Stated goal:
Tally the lines holding the word "областного" and state the count by itself.

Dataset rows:
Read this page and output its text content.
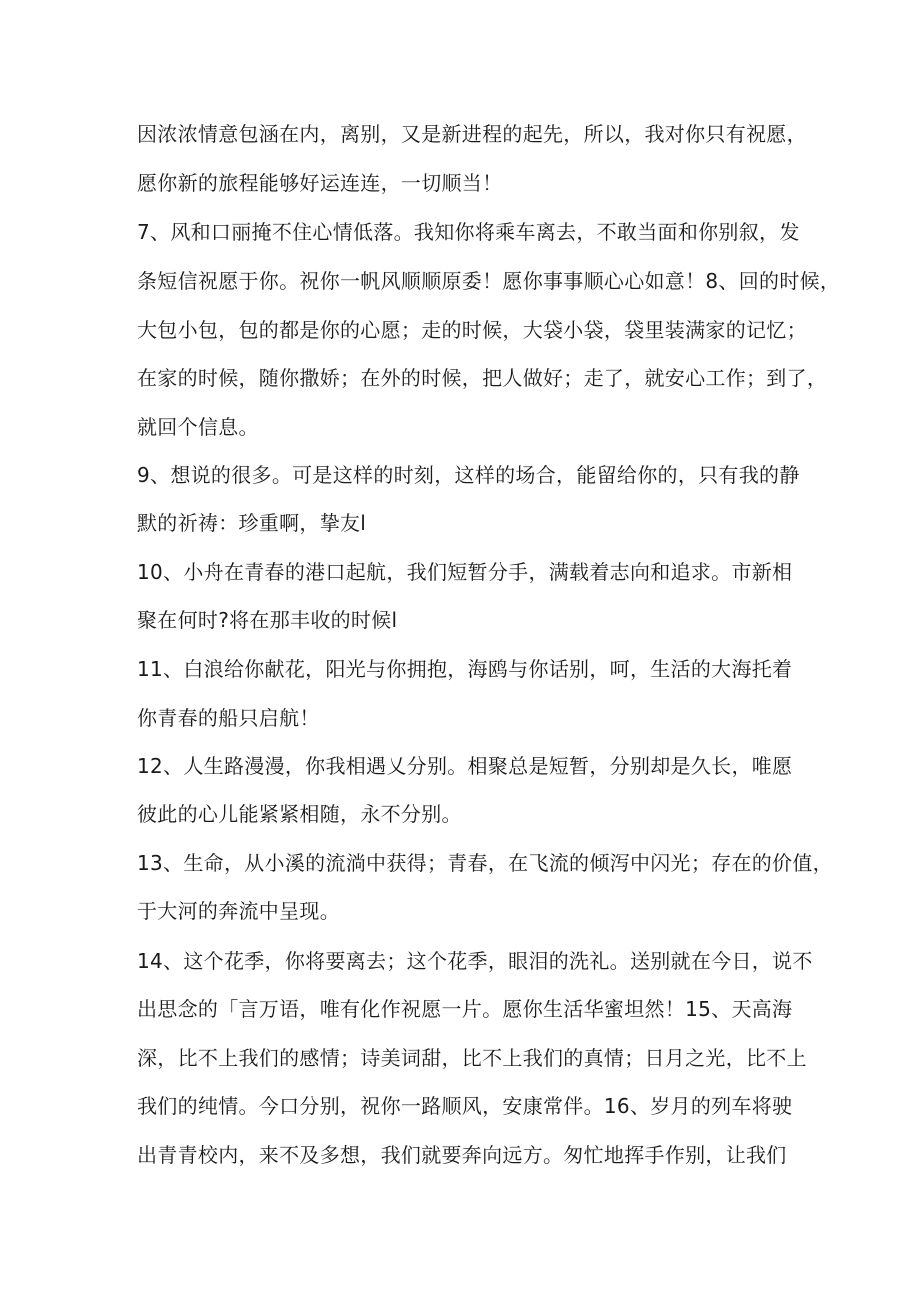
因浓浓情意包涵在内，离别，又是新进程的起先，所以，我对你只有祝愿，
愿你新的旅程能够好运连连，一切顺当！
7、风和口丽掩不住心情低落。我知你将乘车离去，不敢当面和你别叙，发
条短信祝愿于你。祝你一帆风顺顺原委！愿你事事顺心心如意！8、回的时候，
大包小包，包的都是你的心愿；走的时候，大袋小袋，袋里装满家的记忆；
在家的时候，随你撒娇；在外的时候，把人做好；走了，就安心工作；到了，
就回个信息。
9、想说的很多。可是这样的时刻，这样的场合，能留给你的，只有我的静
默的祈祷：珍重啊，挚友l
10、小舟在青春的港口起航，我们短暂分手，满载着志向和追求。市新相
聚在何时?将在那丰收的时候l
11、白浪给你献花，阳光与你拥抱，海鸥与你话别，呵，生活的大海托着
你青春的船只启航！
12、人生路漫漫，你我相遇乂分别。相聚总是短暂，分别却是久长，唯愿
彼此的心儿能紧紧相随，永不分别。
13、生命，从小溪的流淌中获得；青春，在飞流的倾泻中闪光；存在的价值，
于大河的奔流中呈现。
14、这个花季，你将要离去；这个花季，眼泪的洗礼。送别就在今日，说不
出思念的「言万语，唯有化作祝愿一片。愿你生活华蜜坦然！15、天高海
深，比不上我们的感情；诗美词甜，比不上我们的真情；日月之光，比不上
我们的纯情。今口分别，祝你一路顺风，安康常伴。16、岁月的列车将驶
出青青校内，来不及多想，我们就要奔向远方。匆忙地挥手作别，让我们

---

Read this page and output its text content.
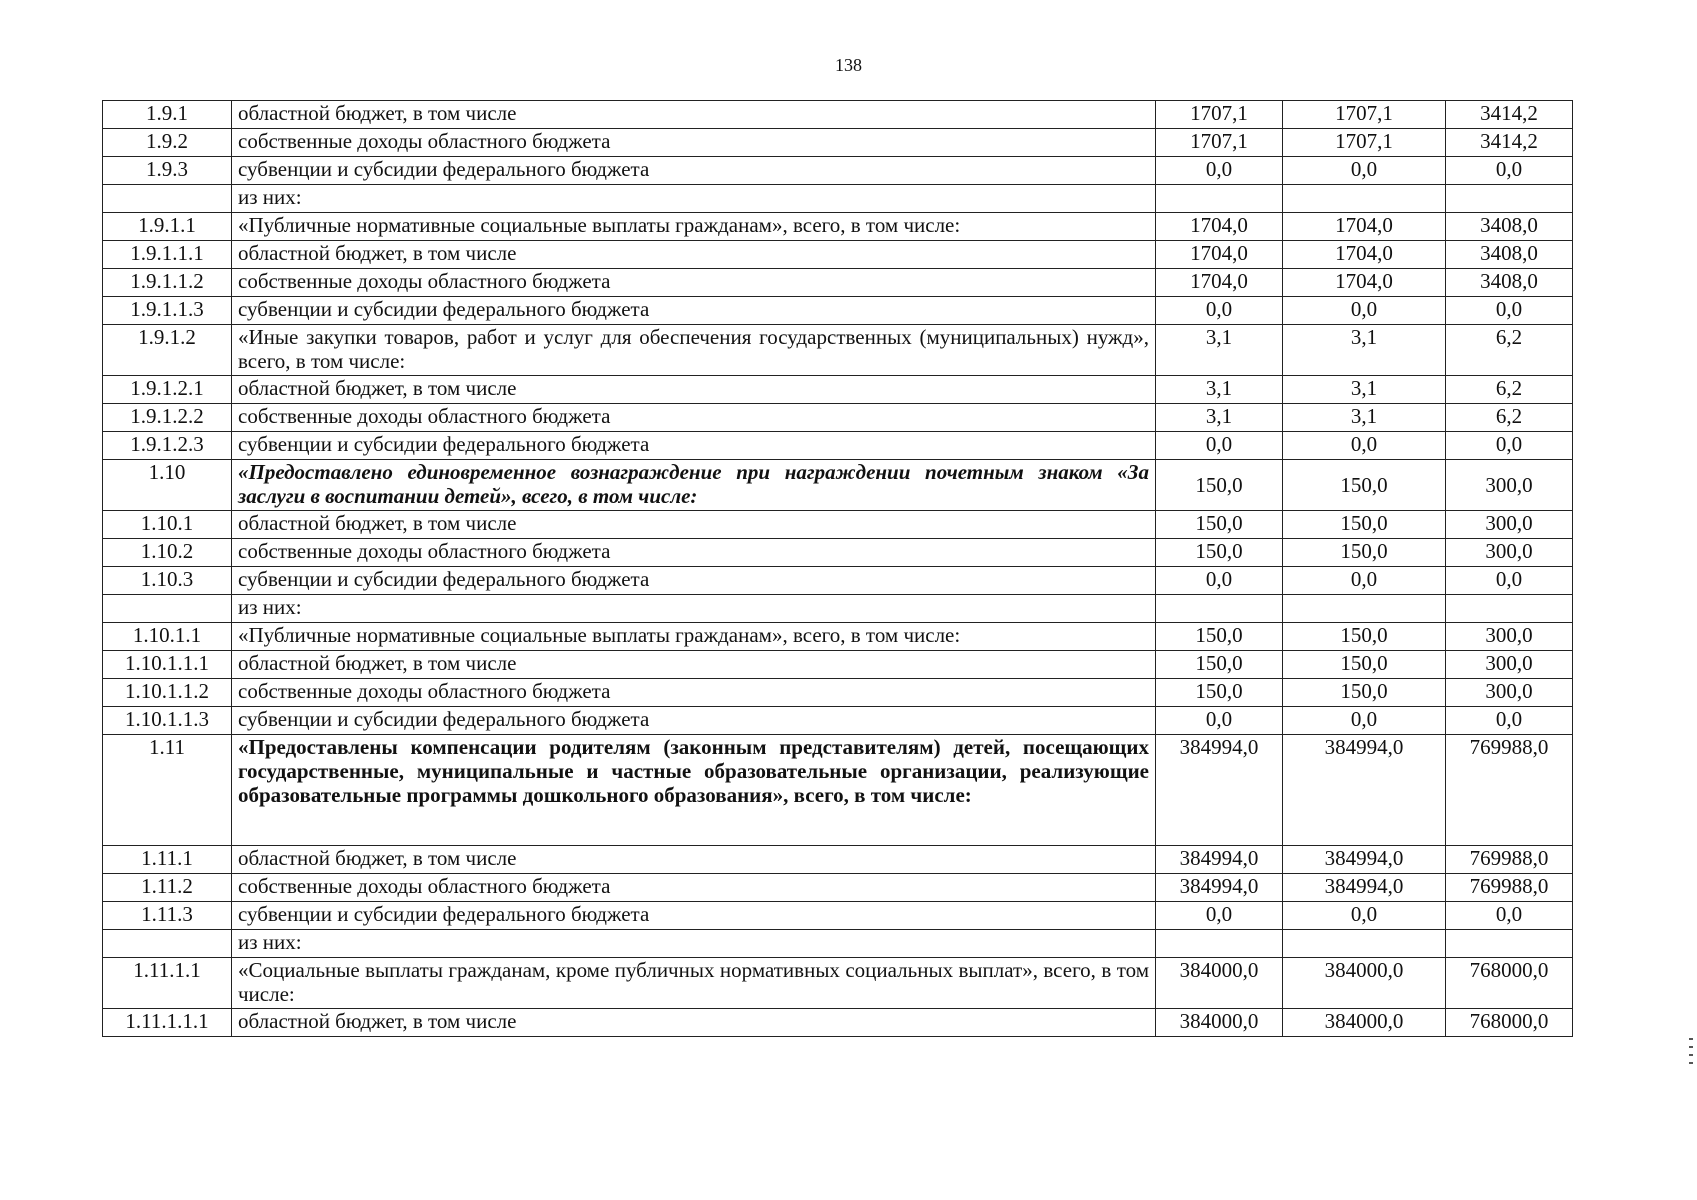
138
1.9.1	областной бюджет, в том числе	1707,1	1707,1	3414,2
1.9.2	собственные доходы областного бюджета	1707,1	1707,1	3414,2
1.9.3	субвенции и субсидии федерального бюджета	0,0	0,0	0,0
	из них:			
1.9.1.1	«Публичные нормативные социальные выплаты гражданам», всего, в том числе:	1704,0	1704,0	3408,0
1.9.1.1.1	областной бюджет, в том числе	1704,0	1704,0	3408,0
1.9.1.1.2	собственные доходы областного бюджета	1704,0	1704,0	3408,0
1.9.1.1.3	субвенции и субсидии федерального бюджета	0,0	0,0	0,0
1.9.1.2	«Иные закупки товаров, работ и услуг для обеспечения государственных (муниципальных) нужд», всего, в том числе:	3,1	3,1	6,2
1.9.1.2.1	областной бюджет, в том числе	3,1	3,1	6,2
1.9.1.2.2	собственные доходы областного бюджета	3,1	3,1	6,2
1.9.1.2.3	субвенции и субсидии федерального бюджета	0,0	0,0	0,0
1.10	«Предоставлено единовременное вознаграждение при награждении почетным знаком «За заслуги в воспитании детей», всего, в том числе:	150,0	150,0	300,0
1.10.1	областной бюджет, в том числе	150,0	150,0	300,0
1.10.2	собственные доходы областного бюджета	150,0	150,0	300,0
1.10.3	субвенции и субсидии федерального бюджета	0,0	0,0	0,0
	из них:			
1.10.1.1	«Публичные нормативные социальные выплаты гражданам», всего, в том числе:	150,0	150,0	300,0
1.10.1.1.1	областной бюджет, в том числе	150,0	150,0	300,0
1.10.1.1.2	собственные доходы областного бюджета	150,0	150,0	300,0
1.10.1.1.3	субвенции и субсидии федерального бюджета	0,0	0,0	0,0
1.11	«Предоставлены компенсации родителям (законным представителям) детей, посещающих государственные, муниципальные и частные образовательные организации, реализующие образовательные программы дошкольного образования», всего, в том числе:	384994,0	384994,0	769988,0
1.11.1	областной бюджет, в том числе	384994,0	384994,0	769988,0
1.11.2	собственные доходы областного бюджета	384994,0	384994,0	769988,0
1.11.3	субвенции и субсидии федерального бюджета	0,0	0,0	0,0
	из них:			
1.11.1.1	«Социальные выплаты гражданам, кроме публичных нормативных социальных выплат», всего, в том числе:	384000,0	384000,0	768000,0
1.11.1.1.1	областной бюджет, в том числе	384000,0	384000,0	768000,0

The answer:
6